* START Record set *

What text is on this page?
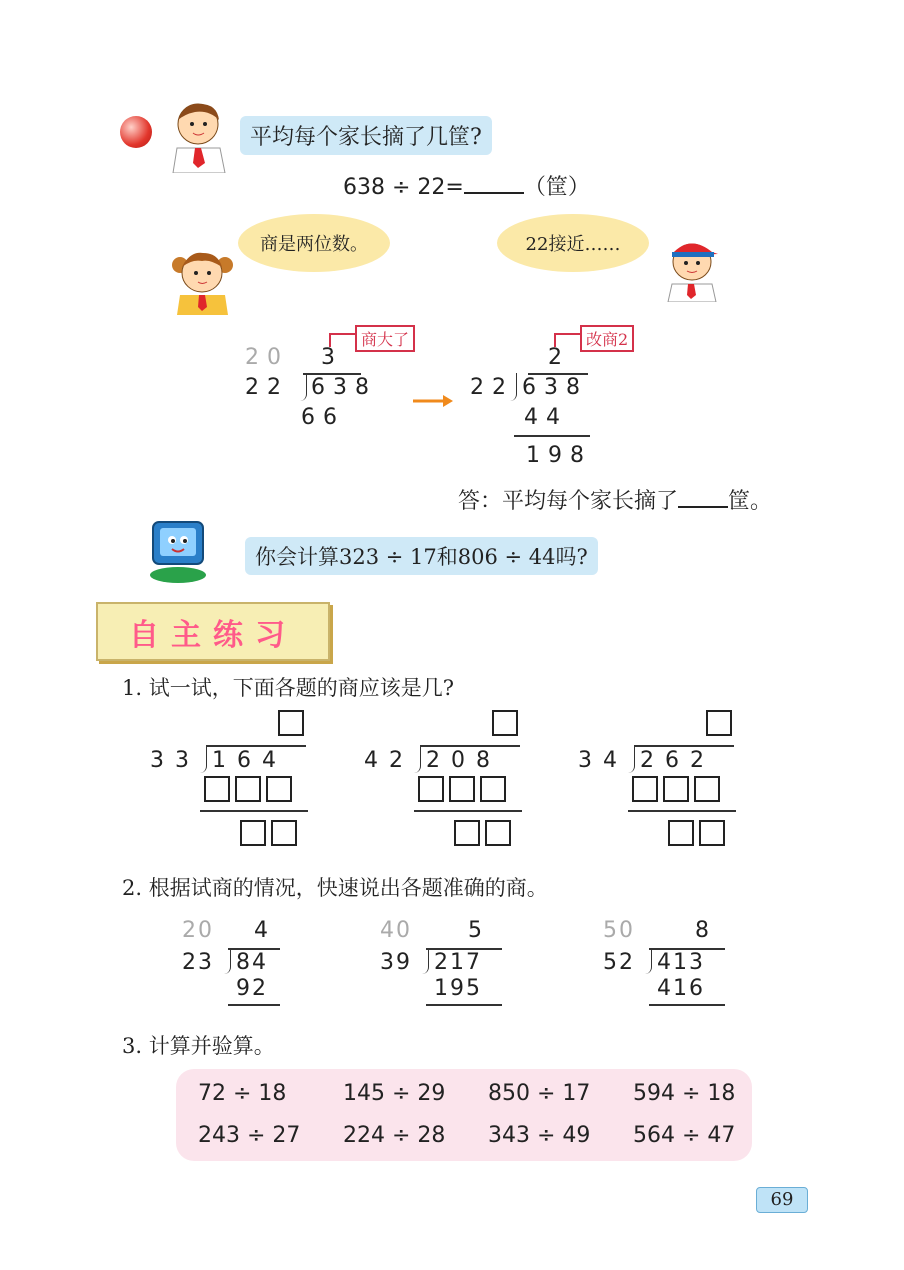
平均每个家长摘了几筐?
638 ÷ 22=	（筐）
商是两位数。	22接近……
商大了
20 3
22 638
66
改商2
2
22 638
44
198
答：平均每个家长摘了 筐。
你会计算323 ÷ 17和806 ÷ 44吗?
自主练习
1. 试一试，下面各题的商应该是几?
3 3 1 6 4	4 2 2 0 8	3 4 2 6 2
2. 根据试商的情况，快速说出各题准确的商。
20 4
23 84
92
40	5
39 217
195
50	8
52 413
416
3. 计算并验算。
72 ÷ 18	145 ÷ 29	850 ÷ 17	594 ÷ 18
243 ÷ 27	224 ÷ 28	343 ÷ 49	564 ÷ 47
69
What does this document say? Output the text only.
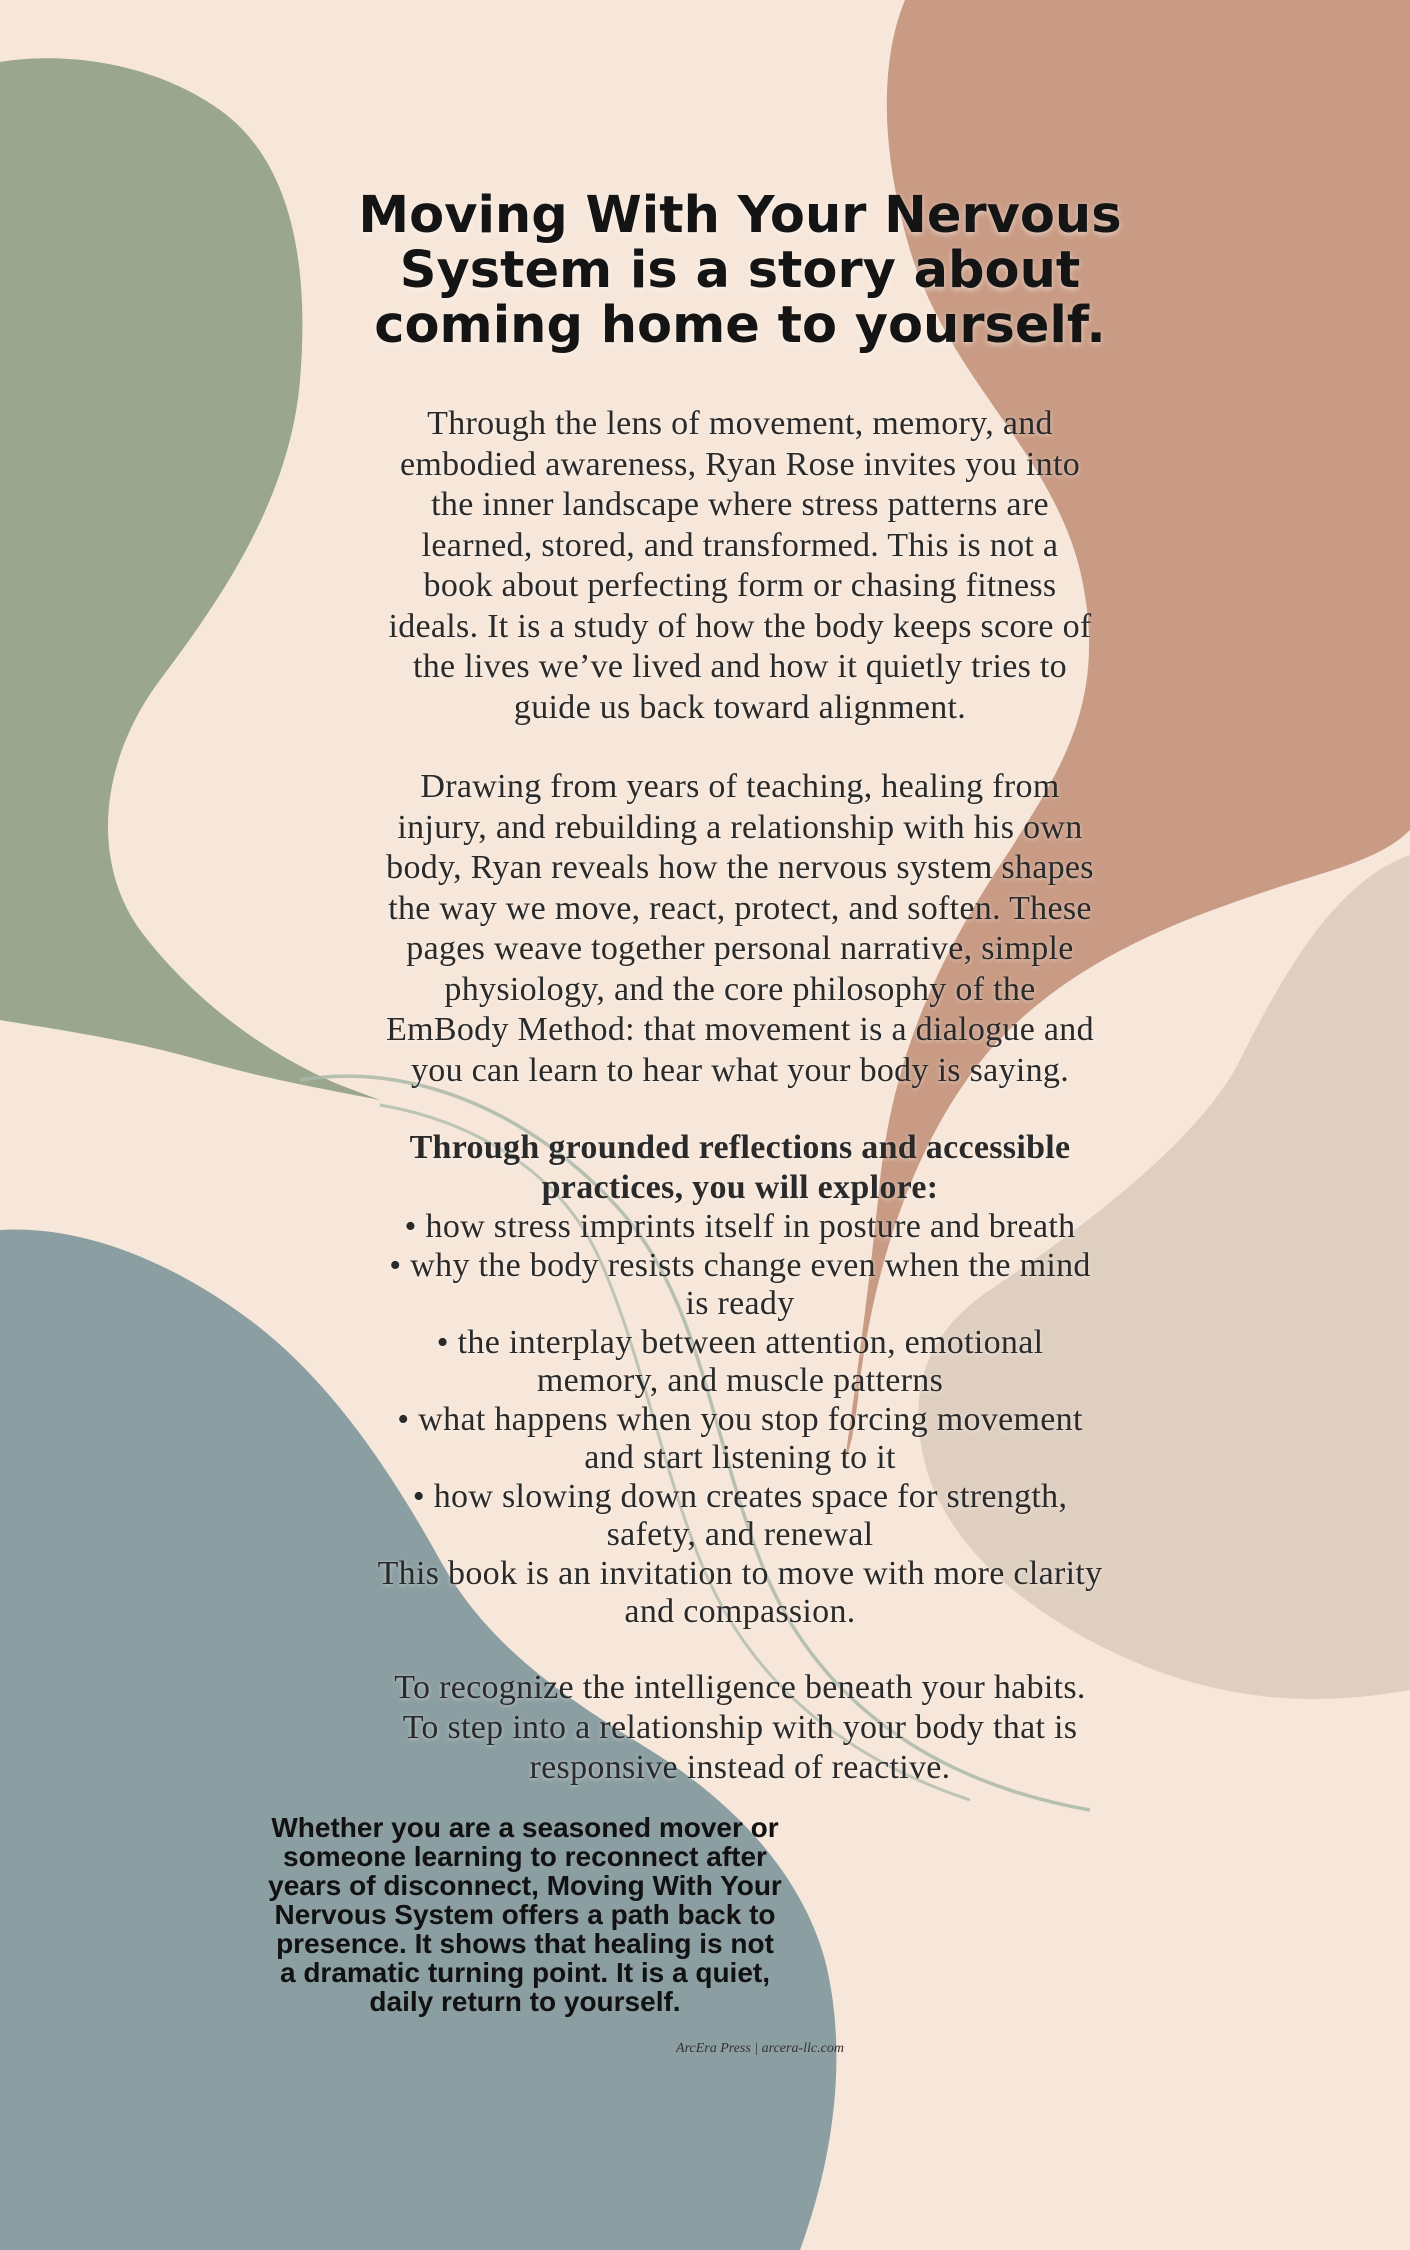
Moving With Your Nervous
System is a story about
coming home to yourself.

Through the lens of movement, memory, and
embodied awareness, Ryan Rose invites you into
the inner landscape where stress patterns are
learned, stored, and transformed. This is not a
book about perfecting form or chasing fitness
ideals. It is a study of how the body keeps score of
the lives we’ve lived and how it quietly tries to
guide us back toward alignment.

Drawing from years of teaching, healing from
injury, and rebuilding a relationship with his own
body, Ryan reveals how the nervous system shapes
the way we move, react, protect, and soften. These
pages weave together personal narrative, simple
physiology, and the core philosophy of the
EmBody Method: that movement is a dialogue and
you can learn to hear what your body is saying.

Through grounded reflections and accessible
practices, you will explore:

• how stress imprints itself in posture and breath
• why the body resists change even when the mind
is ready
• the interplay between attention, emotional
memory, and muscle patterns
• what happens when you stop forcing movement
and start listening to it
• how slowing down creates space for strength,
safety, and renewal
This book is an invitation to move with more clarity
and compassion.

To recognize the intelligence beneath your habits.
To step into a relationship with your body that is
responsive instead of reactive.

Whether you are a seasoned mover or
someone learning to reconnect after
years of disconnect, Moving With Your
Nervous System offers a path back to
presence. It shows that healing is not
a dramatic turning point. It is a quiet,
daily return to yourself.

ArcEra Press | arcera-llc.com
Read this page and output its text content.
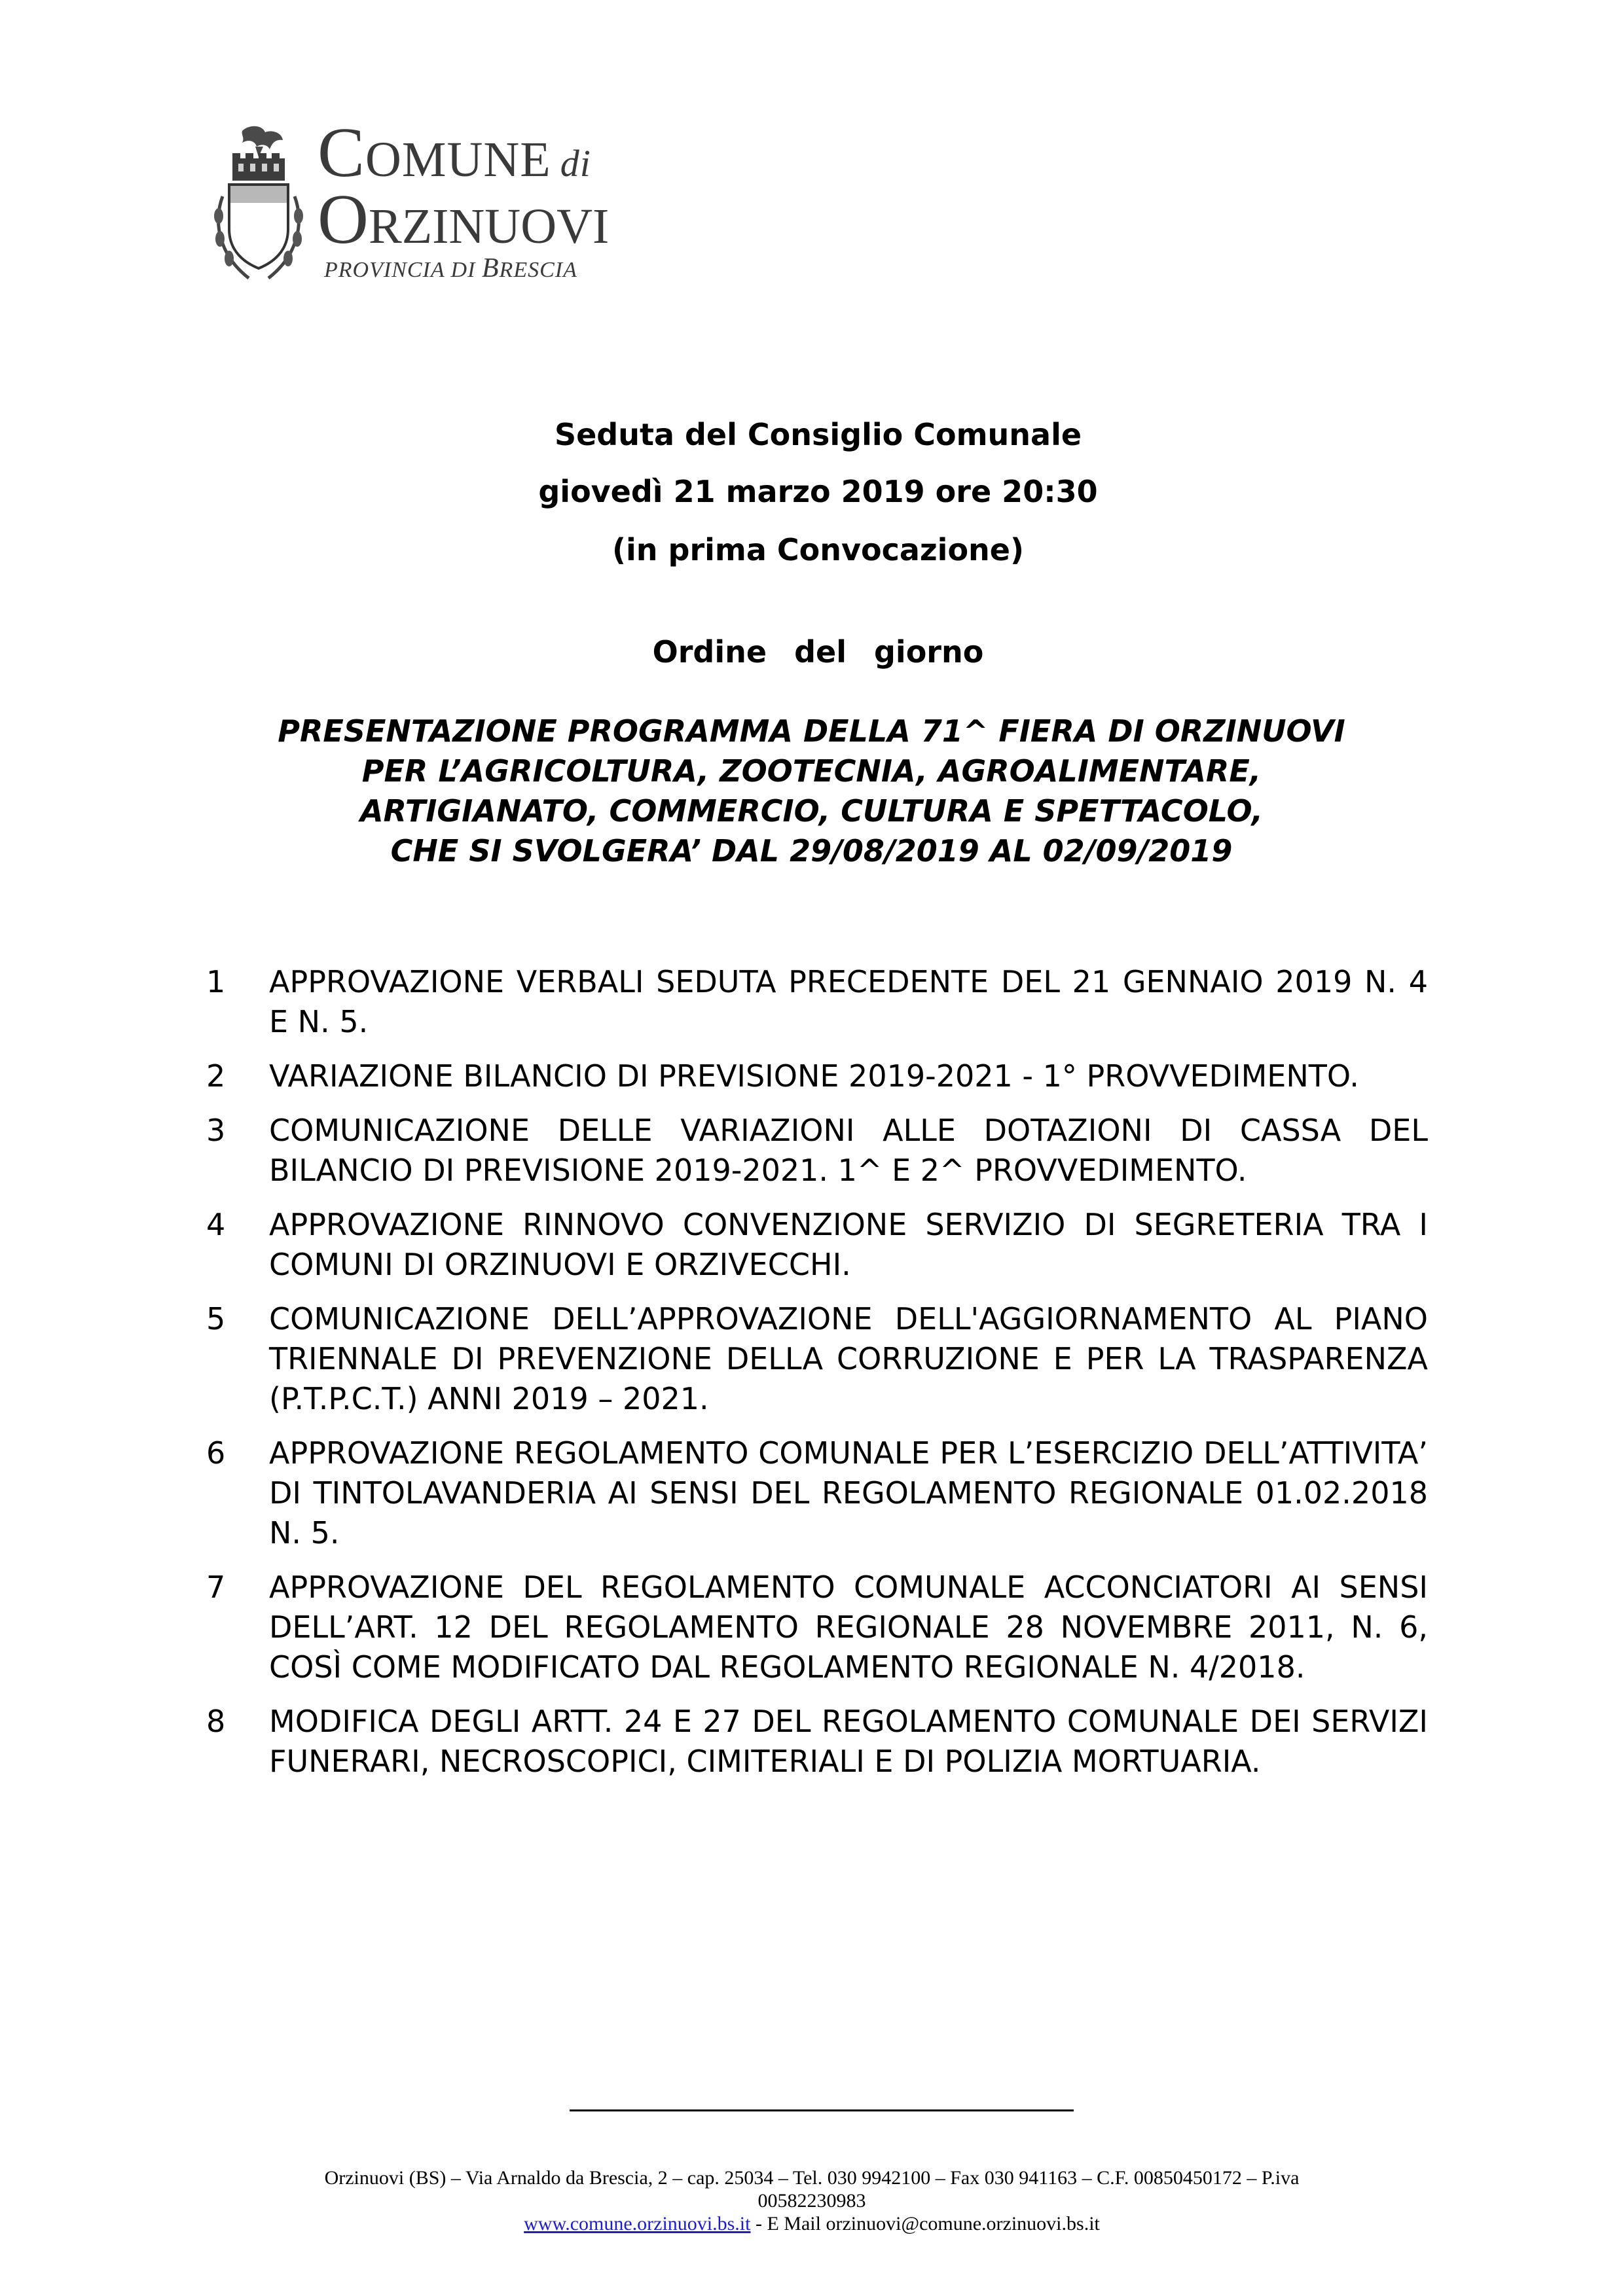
COMUNE di
ORZINUOVI
PROVINCIA DI BRESCIA
Seduta del Consiglio Comunale
giovedì 21 marzo 2019 ore 20:30
(in prima Convocazione)
Ordine del giorno
PRESENTAZIONE PROGRAMMA DELLA 71^ FIERA DI ORZINUOVI
PER L’AGRICOLTURA, ZOOTECNIA, AGROALIMENTARE,
ARTIGIANATO, COMMERCIO, CULTURA E SPETTACOLO,
CHE SI SVOLGERA’ DAL 29/08/2019 AL 02/09/2019
1 APPROVAZIONE VERBALI SEDUTA PRECEDENTE DEL 21 GENNAIO 2019 N. 4 E N. 5.
2 VARIAZIONE BILANCIO DI PREVISIONE 2019-2021 - 1° PROVVEDIMENTO.
3 COMUNICAZIONE DELLE VARIAZIONI ALLE DOTAZIONI DI CASSA DEL BILANCIO DI PREVISIONE 2019-2021. 1^ E 2^ PROVVEDIMENTO.
4 APPROVAZIONE RINNOVO CONVENZIONE SERVIZIO DI SEGRETERIA TRA I COMUNI DI ORZINUOVI E ORZIVECCHI.
5 COMUNICAZIONE DELL’APPROVAZIONE DELL'AGGIORNAMENTO AL PIANO TRIENNALE DI PREVENZIONE DELLA CORRUZIONE E PER LA TRASPARENZA (P.T.P.C.T.) ANNI 2019 – 2021.
6 APPROVAZIONE REGOLAMENTO COMUNALE PER L’ESERCIZIO DELL’ATTIVITA’ DI TINTOLAVANDERIA AI SENSI DEL REGOLAMENTO REGIONALE 01.02.2018 N. 5.
7 APPROVAZIONE DEL REGOLAMENTO COMUNALE ACCONCIATORI AI SENSI DELL’ART. 12 DEL REGOLAMENTO REGIONALE 28 NOVEMBRE 2011, N. 6, COSÌ COME MODIFICATO DAL REGOLAMENTO REGIONALE N. 4/2018.
8 MODIFICA DEGLI ARTT. 24 E 27 DEL REGOLAMENTO COMUNALE DEI SERVIZI FUNERARI, NECROSCOPICI, CIMITERIALI E DI POLIZIA MORTUARIA.
Orzinuovi (BS) – Via Arnaldo da Brescia, 2 – cap. 25034 – Tel. 030 9942100 – Fax 030 941163 – C.F. 00850450172 – P.iva
00582230983
www.comune.orzinuovi.bs.it - E Mail orzinuovi@comune.orzinuovi.bs.it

* END Record set *

## Goal
Return each line with "years".

## Solved exercise
Drawing from years of teaching, healing from
years of disconnect, Moving With Your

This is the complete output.